### YOUR GOAL
Locate the lines of the listing below that hold "hotel", then copy each of them.

### DATA PROVIDED

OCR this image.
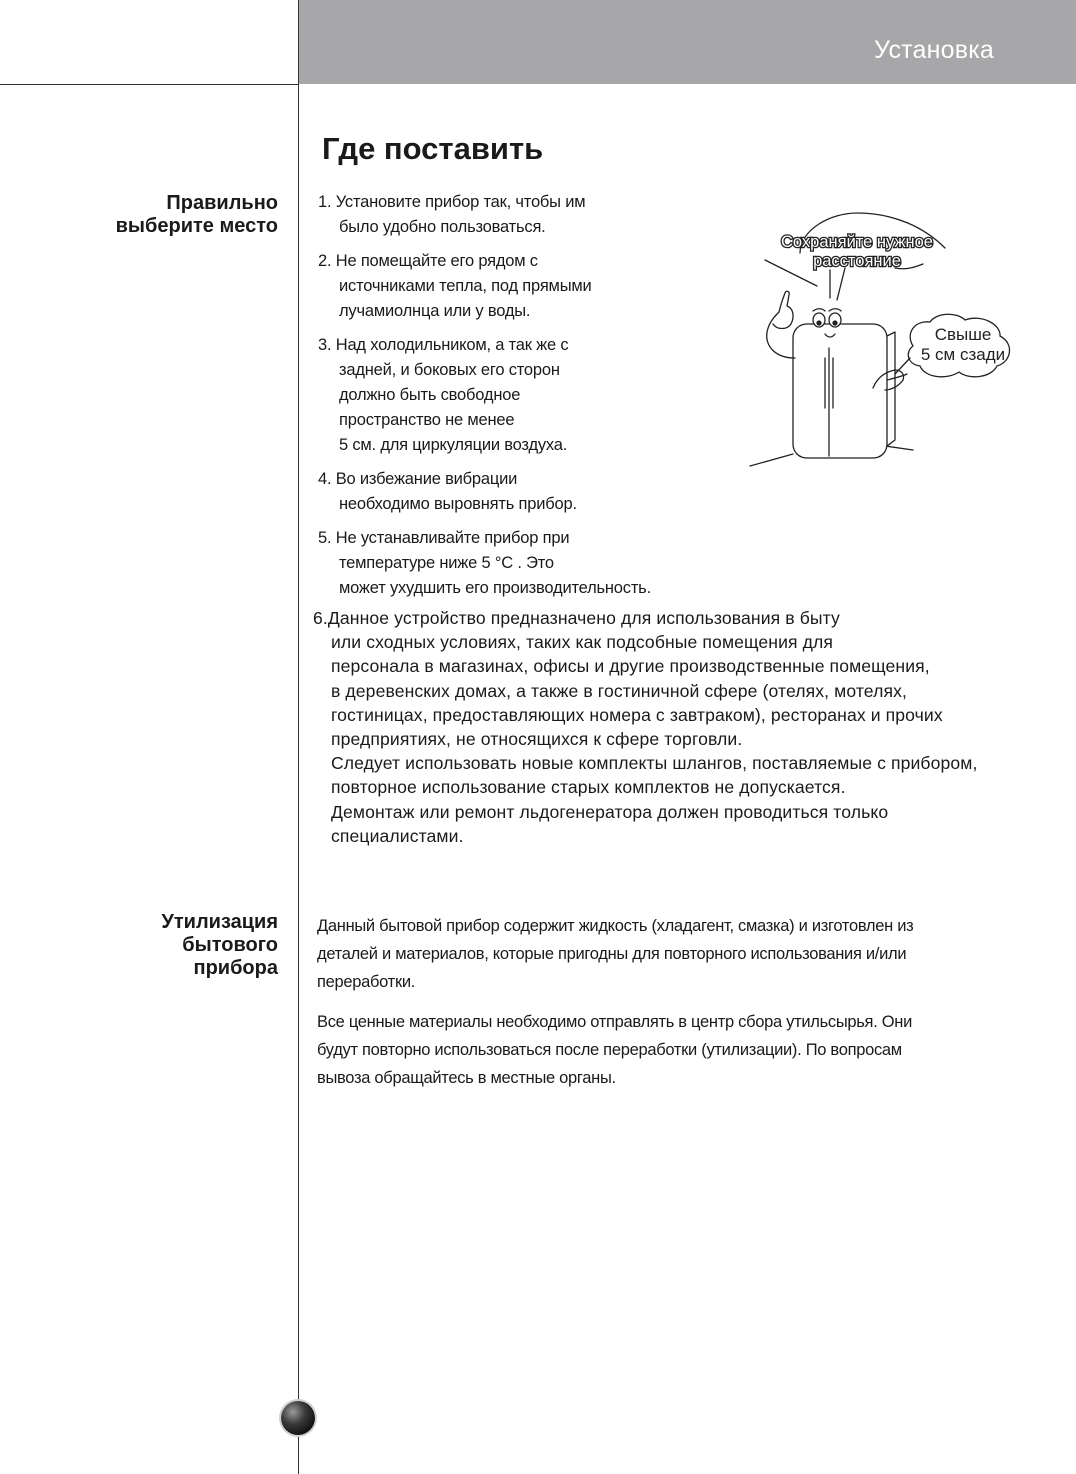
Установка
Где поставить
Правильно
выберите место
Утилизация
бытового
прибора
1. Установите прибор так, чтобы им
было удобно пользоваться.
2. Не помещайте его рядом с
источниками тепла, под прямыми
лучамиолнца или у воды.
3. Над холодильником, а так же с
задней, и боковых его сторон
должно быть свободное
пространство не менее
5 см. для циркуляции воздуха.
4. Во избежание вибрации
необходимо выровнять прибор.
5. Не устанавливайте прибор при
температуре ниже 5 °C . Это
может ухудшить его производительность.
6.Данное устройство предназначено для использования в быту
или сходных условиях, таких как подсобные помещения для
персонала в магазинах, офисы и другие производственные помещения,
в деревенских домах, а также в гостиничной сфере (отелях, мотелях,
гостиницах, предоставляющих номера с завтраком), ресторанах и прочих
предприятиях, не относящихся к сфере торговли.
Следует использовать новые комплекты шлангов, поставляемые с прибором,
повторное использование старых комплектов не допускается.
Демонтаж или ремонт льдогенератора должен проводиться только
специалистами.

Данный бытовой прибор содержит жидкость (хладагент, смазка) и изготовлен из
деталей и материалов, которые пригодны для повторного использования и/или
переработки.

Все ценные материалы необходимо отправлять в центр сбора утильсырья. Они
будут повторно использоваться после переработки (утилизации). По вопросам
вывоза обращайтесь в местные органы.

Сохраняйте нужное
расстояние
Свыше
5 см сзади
---
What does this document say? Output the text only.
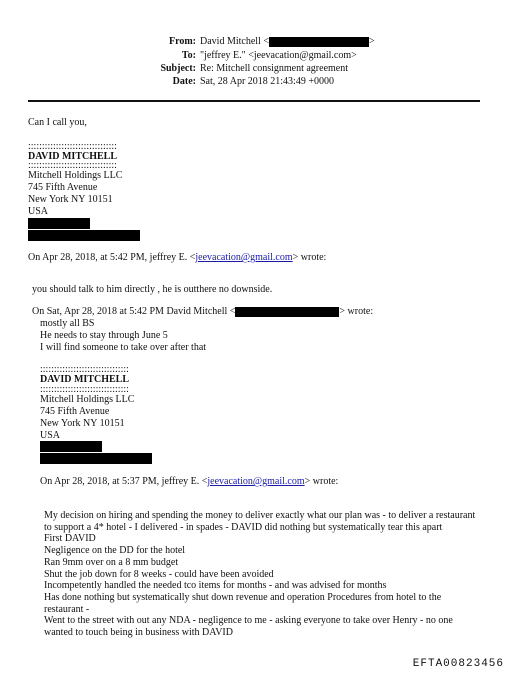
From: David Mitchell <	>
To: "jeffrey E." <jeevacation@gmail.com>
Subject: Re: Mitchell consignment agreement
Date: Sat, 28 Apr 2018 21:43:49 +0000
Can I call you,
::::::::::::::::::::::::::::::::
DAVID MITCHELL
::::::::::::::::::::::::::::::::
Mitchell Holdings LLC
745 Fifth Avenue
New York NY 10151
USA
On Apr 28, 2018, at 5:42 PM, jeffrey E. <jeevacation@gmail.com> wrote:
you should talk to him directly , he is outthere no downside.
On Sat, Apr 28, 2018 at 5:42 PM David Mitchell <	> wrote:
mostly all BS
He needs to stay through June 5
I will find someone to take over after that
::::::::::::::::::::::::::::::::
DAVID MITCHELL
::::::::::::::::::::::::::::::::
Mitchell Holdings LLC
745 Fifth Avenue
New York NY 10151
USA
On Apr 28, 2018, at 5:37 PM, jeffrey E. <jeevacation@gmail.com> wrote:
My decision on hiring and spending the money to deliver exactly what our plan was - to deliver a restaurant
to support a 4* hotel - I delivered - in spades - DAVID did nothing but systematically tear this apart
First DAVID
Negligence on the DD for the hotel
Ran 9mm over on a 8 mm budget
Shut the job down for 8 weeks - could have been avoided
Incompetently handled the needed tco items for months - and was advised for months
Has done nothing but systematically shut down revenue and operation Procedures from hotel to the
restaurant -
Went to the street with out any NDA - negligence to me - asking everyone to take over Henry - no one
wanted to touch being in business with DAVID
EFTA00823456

### FINISHED ANSWER
to support a 4* hotel - I delivered - in spades - DAVID did nothing but systematically tear this apart
Negligence on the DD for the hotel
Has done nothing but systematically shut down revenue and operation Procedures from hotel to the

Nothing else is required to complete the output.